### GOAL
Select the lines below containing the word "River".

[Data extracted from a collection]

___

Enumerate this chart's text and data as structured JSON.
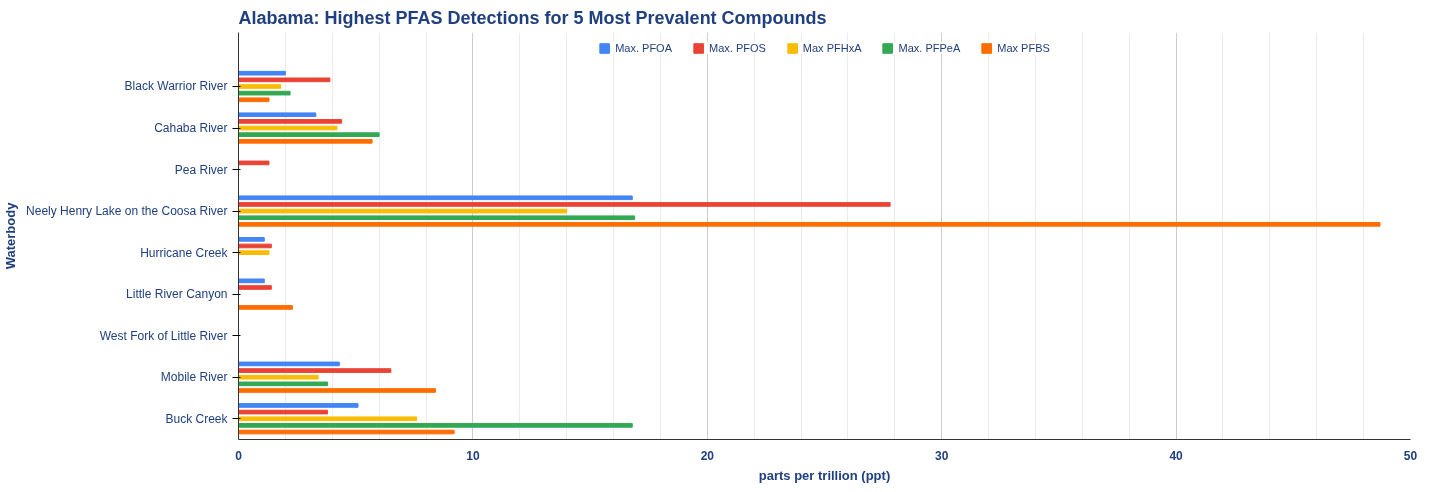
{
  "chart_data": {
    "type": "bar",
    "orientation": "horizontal",
    "title": "Alabama: Highest PFAS Detections for 5 Most Prevalent Compounds",
    "xlabel": "parts per trillion (ppt)",
    "ylabel": "Waterbody",
    "categories": [
      "Black Warrior River",
      "Cahaba River",
      "Pea River",
      "Neely Henry Lake on the Coosa River",
      "Hurricane Creek",
      "Little River Canyon",
      "West Fork of Little River",
      "Mobile River",
      "Buck Creek"
    ],
    "series": [
      {
        "name": "Max. PFOA",
        "color": "#4285f4",
        "values": [
          2.0,
          3.3,
          null,
          16.8,
          1.1,
          1.1,
          null,
          4.3,
          5.1
        ]
      },
      {
        "name": "Max. PFOS",
        "color": "#ea4335",
        "values": [
          3.9,
          4.4,
          1.3,
          27.8,
          1.4,
          1.4,
          null,
          6.5,
          3.8
        ]
      },
      {
        "name": "Max PFHxA",
        "color": "#fbbc04",
        "values": [
          1.8,
          4.2,
          null,
          14.0,
          1.3,
          null,
          null,
          3.4,
          7.6
        ]
      },
      {
        "name": "Max. PFPeA",
        "color": "#34a853",
        "values": [
          2.2,
          6.0,
          null,
          16.9,
          null,
          null,
          null,
          3.8,
          16.8
        ]
      },
      {
        "name": "Max PFBS",
        "color": "#ff6d01",
        "values": [
          1.3,
          5.7,
          null,
          48.7,
          null,
          2.3,
          null,
          8.4,
          9.2
        ]
      }
    ],
    "xlim": [
      0,
      50
    ],
    "xticks": [
      0,
      10,
      20,
      30,
      40,
      50
    ],
    "grid": "x",
    "legend": "top"
  }
}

___

### WORKED SOLUTION
      "Black Warrior River",
      "Cahaba River",
      "Pea River",
      "Neely Henry Lake on the Coosa River",
      "Little River Canyon",
      "West Fork of Little River",
      "Mobile River",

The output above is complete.